*EXERCISE*
Please copy the records word for word, starting at the very first line and ending at the line that contains "- series-line-0: [59, 155, 740, 467]", with both ends included.

*EXTRACTED MATERIAL*
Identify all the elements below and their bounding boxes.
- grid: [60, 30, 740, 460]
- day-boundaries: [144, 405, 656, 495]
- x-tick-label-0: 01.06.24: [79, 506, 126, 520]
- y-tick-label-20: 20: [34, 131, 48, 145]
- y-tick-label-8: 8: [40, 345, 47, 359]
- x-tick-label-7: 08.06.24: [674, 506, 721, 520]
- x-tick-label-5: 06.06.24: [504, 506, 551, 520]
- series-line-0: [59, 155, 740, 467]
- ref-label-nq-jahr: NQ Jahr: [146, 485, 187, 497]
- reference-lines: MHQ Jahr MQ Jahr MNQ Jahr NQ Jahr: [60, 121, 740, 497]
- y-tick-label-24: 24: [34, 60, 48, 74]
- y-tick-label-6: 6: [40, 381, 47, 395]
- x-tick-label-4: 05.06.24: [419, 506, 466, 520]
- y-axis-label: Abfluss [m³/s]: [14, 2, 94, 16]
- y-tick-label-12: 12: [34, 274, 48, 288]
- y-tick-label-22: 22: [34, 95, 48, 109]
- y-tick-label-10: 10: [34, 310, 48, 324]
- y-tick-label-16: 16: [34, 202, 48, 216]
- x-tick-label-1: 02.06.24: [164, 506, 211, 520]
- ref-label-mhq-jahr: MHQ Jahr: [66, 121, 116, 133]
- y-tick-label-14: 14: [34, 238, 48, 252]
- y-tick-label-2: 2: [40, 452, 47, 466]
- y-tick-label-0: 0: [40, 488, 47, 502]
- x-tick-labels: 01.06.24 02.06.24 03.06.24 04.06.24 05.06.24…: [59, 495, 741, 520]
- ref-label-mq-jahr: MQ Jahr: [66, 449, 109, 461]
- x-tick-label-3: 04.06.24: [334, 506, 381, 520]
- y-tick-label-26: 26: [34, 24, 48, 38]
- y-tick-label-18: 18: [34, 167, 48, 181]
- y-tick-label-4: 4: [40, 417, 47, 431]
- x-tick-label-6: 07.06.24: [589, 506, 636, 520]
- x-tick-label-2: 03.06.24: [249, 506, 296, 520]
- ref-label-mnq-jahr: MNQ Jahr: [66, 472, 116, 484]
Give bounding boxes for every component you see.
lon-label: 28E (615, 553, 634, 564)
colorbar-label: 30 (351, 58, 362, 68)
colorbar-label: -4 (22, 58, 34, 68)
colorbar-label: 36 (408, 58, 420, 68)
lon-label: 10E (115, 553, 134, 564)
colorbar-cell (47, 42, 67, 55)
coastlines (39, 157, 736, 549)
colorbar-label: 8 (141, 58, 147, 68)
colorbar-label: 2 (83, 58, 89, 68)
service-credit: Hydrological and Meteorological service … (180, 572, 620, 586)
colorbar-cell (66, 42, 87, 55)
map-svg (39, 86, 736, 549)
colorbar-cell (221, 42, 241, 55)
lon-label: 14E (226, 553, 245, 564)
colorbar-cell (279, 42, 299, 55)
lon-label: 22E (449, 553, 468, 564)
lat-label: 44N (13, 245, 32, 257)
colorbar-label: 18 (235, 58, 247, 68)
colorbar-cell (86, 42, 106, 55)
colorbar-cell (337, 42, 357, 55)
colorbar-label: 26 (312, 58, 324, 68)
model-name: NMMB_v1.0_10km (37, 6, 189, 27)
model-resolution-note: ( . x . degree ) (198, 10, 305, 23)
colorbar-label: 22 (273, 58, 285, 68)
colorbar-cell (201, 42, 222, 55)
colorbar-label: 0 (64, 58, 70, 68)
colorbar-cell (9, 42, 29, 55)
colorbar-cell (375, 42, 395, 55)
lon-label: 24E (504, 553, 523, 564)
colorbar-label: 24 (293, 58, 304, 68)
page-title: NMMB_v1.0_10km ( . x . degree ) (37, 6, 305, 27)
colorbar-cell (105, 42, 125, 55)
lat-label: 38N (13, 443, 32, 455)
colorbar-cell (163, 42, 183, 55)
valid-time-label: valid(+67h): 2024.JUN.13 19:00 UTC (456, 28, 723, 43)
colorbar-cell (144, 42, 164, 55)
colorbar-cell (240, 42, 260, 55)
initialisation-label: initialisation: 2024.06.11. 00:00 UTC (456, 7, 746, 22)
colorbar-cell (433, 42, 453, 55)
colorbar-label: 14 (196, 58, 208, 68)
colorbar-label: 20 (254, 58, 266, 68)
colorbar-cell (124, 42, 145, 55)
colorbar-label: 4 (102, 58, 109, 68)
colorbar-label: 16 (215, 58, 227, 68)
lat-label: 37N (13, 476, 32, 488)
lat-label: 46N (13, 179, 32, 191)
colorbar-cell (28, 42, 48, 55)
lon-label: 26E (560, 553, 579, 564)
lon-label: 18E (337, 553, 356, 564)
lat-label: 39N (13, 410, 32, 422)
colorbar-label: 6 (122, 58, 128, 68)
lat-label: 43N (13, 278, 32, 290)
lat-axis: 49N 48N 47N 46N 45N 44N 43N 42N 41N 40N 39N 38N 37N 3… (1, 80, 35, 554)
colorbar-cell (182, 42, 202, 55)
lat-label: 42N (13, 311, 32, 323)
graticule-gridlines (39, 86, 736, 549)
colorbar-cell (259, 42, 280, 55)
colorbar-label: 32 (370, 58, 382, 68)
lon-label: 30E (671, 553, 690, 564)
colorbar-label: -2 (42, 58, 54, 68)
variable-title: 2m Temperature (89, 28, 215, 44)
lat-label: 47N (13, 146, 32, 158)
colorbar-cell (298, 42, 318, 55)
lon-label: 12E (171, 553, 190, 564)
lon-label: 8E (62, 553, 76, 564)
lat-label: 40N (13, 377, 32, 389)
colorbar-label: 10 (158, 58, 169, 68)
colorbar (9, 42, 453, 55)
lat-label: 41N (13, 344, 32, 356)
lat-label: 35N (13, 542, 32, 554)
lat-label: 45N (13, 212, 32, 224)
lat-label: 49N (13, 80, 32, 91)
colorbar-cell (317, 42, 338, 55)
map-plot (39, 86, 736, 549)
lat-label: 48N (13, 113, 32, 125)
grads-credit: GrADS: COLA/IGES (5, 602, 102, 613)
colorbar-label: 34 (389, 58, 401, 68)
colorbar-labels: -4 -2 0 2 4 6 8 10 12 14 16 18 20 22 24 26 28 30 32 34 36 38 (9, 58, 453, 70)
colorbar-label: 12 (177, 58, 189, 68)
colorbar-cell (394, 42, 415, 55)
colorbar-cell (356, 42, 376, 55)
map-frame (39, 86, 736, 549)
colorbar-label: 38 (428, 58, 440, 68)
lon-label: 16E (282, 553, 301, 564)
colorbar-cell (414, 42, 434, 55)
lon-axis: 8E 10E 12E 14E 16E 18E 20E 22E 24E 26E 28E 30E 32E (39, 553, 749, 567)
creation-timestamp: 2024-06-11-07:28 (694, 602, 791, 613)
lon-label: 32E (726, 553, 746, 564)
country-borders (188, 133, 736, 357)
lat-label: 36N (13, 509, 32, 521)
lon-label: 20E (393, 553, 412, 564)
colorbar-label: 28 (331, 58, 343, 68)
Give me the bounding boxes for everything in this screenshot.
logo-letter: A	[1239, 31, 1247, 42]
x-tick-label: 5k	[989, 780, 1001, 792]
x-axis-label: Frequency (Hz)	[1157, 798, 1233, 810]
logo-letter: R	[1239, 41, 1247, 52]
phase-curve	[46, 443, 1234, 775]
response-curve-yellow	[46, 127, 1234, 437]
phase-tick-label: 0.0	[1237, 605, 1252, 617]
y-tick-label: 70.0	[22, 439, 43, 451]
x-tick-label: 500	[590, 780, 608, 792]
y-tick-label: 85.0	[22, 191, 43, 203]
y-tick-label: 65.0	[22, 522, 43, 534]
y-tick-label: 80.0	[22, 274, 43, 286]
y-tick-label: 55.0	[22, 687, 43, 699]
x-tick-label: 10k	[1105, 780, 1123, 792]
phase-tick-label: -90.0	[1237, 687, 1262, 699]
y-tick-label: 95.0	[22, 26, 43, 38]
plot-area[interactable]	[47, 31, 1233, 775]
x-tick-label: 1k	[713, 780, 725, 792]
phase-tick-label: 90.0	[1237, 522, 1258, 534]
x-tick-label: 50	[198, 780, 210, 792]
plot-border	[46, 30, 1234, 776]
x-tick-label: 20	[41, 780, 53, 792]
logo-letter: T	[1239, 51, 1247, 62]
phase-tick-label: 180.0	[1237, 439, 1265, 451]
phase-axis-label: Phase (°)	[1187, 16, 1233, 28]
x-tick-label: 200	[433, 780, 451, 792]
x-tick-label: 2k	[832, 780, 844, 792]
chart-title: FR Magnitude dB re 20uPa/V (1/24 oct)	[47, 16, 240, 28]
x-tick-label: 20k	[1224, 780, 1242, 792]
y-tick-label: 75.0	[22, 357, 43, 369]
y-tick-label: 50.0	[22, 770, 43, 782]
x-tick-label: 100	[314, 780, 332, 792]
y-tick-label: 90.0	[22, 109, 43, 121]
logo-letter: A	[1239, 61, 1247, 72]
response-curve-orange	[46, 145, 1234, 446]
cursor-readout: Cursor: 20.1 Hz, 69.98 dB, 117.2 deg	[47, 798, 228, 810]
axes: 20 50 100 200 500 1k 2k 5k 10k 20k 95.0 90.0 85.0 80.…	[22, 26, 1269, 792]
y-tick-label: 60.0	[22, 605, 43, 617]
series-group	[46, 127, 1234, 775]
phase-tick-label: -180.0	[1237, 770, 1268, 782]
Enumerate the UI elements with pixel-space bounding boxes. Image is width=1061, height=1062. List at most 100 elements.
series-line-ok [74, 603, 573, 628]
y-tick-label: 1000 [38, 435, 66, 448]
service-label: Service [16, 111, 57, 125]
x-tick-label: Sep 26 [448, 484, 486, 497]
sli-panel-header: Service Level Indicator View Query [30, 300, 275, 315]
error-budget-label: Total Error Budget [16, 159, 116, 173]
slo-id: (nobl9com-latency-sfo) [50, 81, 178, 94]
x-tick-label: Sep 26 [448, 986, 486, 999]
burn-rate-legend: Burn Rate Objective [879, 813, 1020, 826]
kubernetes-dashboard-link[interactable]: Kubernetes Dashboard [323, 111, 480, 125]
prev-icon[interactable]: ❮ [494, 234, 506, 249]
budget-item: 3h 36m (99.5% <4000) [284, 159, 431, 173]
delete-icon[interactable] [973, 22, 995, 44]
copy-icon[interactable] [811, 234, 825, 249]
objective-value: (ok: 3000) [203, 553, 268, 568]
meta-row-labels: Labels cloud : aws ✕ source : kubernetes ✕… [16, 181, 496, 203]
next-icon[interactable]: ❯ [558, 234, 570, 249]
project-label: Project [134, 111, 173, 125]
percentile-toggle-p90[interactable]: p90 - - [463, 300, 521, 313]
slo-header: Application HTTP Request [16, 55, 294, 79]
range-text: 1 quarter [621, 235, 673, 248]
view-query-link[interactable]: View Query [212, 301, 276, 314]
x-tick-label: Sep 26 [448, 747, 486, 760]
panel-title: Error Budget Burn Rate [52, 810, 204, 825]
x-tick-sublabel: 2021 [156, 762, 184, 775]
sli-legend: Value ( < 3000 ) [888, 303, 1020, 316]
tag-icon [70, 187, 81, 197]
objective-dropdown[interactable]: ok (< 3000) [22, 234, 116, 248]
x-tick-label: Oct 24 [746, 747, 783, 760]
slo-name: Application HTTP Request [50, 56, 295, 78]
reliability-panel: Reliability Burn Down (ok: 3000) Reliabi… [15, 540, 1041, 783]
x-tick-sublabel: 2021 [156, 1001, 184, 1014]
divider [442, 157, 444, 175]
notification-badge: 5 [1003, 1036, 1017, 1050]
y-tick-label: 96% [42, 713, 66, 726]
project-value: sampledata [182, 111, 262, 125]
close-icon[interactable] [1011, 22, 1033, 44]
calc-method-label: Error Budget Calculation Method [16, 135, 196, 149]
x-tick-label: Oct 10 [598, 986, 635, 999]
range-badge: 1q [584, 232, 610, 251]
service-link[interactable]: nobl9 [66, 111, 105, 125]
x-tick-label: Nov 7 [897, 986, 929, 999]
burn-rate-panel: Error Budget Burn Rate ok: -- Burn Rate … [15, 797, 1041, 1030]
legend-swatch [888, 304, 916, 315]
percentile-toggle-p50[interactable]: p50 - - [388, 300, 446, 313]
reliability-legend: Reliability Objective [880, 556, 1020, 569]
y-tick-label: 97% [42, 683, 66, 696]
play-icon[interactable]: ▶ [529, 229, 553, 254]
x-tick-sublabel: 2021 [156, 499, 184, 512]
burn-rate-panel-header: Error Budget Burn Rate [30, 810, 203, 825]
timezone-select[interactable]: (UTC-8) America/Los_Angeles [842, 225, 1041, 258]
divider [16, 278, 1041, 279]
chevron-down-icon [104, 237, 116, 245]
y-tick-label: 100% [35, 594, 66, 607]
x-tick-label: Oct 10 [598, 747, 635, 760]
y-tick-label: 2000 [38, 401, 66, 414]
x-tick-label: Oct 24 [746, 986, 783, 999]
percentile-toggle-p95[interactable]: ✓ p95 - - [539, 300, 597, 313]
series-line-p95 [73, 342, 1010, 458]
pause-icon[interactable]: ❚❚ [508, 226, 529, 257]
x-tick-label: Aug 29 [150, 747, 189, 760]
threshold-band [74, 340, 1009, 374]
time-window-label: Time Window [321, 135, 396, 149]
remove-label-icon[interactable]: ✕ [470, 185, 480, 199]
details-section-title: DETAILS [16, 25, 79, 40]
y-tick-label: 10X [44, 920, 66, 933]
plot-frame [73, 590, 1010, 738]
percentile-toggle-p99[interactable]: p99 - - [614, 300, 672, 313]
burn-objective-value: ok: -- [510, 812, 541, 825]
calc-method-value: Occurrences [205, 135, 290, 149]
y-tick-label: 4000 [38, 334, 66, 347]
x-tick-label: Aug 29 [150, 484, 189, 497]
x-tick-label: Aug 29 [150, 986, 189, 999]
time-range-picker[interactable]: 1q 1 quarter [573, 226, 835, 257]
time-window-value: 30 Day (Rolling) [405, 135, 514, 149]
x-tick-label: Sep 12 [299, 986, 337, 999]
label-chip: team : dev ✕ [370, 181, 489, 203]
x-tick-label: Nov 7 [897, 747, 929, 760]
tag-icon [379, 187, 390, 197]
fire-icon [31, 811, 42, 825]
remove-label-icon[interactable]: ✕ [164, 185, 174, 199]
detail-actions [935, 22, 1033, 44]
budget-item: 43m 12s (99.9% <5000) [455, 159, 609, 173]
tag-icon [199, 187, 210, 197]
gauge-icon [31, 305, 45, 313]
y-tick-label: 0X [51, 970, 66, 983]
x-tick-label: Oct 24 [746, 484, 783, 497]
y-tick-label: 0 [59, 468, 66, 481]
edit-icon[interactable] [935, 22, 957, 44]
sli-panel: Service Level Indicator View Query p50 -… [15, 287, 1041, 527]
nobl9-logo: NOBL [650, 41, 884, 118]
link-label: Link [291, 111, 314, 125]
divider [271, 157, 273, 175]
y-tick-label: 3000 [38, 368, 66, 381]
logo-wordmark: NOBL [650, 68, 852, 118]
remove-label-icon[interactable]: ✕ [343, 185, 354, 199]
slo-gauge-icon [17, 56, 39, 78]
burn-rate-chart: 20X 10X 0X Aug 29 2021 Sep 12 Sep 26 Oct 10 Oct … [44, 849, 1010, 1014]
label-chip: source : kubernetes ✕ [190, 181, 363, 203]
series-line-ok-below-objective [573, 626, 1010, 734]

*TASK RESPONSE*
Identify all the elements below and their bounding boxes.
- grid: [60, 30, 740, 460]
- day-boundaries: [144, 405, 656, 495]
- x-tick-label-0: 01.06.24: [79, 506, 126, 520]
- y-tick-label-20: 20: [34, 131, 48, 145]
- y-tick-label-8: 8: [40, 345, 47, 359]
- x-tick-label-7: 08.06.24: [674, 506, 721, 520]
- x-tick-label-5: 06.06.24: [504, 506, 551, 520]
- series-line-0: [59, 155, 740, 467]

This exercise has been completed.